JOB:
Reply with one number: the count of lines in the listing that contain the string "khẩu".

Extracted data entries:
• • • •

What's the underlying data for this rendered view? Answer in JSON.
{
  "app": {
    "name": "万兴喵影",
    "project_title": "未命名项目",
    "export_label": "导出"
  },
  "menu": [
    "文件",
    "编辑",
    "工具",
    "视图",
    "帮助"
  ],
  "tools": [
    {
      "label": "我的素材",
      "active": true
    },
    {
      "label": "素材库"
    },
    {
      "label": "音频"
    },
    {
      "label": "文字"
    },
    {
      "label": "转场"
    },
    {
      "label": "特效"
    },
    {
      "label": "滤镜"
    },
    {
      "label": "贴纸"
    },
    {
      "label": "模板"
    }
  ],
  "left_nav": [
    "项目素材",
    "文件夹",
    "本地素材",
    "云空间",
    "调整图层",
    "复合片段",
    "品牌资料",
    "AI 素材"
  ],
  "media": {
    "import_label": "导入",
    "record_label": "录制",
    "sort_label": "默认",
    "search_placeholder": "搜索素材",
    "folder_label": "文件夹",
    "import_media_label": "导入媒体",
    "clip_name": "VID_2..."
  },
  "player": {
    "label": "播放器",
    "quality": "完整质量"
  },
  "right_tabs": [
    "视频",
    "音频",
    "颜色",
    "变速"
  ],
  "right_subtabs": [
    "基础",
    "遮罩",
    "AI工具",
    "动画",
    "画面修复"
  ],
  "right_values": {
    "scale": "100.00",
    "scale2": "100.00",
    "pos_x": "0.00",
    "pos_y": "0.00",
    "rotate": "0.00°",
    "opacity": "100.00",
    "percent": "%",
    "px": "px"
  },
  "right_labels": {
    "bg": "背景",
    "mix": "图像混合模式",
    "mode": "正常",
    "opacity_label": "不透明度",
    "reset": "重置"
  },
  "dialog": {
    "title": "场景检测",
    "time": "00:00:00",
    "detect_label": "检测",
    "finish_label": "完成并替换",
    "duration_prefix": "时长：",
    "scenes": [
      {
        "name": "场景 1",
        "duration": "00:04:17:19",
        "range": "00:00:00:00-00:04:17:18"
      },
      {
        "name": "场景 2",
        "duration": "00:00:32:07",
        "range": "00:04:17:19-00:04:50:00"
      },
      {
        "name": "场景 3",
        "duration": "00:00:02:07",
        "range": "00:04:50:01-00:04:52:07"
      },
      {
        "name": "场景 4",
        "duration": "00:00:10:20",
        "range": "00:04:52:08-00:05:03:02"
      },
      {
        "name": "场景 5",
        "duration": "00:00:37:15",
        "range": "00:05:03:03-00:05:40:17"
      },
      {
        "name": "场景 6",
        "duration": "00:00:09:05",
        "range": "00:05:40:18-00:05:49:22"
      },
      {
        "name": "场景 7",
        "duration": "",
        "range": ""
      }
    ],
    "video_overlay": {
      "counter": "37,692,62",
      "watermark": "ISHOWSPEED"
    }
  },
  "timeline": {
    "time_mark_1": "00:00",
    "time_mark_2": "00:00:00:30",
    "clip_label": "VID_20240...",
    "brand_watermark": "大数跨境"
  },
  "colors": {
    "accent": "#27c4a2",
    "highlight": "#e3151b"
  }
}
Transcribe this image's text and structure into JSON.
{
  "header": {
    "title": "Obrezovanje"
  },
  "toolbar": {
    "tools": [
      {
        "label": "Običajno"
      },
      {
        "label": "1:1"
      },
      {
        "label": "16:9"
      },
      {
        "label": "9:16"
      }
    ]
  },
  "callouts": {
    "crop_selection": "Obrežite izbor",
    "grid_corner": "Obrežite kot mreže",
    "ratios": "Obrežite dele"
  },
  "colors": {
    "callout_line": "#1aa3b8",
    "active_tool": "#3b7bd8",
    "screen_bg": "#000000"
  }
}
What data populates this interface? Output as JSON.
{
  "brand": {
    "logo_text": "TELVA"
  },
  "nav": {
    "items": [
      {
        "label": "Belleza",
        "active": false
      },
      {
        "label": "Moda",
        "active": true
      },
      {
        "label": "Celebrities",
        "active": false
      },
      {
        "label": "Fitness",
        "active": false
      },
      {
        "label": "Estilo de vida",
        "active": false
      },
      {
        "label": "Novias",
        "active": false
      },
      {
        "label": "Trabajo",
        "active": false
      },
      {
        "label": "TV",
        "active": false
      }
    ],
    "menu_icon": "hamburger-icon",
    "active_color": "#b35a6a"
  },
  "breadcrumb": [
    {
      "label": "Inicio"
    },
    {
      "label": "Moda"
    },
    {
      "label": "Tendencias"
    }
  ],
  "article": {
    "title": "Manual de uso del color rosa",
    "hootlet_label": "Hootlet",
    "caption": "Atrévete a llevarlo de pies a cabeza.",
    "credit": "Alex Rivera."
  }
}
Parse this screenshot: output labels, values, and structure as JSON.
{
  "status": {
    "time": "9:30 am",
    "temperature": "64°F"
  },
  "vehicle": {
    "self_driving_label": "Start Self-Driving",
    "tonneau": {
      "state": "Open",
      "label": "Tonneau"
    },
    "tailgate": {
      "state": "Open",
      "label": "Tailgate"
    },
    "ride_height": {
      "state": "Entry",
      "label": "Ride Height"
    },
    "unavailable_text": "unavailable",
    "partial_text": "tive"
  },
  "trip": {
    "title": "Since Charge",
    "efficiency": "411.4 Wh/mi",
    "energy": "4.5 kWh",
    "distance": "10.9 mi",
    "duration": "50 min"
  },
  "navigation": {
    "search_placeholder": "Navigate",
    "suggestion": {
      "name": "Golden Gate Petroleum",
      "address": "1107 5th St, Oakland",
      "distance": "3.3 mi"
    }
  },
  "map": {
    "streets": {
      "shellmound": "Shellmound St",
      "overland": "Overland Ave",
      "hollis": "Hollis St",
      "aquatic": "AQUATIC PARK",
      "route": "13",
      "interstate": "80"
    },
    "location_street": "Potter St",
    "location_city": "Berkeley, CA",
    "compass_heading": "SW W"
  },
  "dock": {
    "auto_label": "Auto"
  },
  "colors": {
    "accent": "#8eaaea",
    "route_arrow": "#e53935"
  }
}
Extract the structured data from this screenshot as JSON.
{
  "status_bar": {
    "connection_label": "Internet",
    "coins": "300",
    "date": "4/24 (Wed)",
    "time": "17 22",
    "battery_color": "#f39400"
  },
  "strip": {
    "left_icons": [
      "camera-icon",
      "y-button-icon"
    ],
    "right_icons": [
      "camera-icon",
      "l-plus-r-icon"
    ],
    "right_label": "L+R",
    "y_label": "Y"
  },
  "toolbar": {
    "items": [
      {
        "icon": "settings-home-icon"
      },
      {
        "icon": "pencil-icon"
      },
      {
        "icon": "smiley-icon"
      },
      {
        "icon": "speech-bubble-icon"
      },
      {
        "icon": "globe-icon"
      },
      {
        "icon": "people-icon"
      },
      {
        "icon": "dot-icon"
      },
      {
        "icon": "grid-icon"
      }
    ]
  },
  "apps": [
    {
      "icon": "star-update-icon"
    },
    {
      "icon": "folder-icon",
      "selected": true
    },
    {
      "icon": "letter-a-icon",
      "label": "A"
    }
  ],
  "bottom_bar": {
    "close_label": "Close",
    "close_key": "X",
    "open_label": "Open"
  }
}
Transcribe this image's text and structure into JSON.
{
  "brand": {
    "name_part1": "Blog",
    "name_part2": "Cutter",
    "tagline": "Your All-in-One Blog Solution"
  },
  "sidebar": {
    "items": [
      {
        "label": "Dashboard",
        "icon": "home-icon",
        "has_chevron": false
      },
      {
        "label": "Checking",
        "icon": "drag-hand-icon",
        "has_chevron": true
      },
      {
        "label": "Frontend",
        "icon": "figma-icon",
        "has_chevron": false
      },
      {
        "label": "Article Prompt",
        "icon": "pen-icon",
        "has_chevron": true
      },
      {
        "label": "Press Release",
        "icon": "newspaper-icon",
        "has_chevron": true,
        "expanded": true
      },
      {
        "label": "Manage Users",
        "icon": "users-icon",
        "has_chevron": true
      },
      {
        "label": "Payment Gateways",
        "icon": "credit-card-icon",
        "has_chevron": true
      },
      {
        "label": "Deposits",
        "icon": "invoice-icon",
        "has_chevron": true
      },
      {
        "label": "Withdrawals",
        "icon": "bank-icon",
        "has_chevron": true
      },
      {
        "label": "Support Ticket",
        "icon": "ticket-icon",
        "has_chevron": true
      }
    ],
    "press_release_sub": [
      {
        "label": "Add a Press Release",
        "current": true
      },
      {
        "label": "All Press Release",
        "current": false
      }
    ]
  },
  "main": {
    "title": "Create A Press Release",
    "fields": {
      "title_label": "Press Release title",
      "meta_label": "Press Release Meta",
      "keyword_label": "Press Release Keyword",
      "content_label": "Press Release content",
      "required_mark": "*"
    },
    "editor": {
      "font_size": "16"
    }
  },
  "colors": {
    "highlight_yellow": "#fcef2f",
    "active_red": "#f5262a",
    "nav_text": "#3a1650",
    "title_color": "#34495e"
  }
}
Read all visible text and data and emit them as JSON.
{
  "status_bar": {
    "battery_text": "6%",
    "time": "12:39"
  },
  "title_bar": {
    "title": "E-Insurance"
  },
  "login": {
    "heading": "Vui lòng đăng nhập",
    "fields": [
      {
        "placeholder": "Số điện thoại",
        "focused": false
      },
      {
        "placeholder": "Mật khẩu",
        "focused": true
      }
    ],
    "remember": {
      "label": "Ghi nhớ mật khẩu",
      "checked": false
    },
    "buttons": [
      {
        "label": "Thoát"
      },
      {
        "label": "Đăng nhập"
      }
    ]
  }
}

• • • •

SOLUTION TO THIS EXERCISE:
2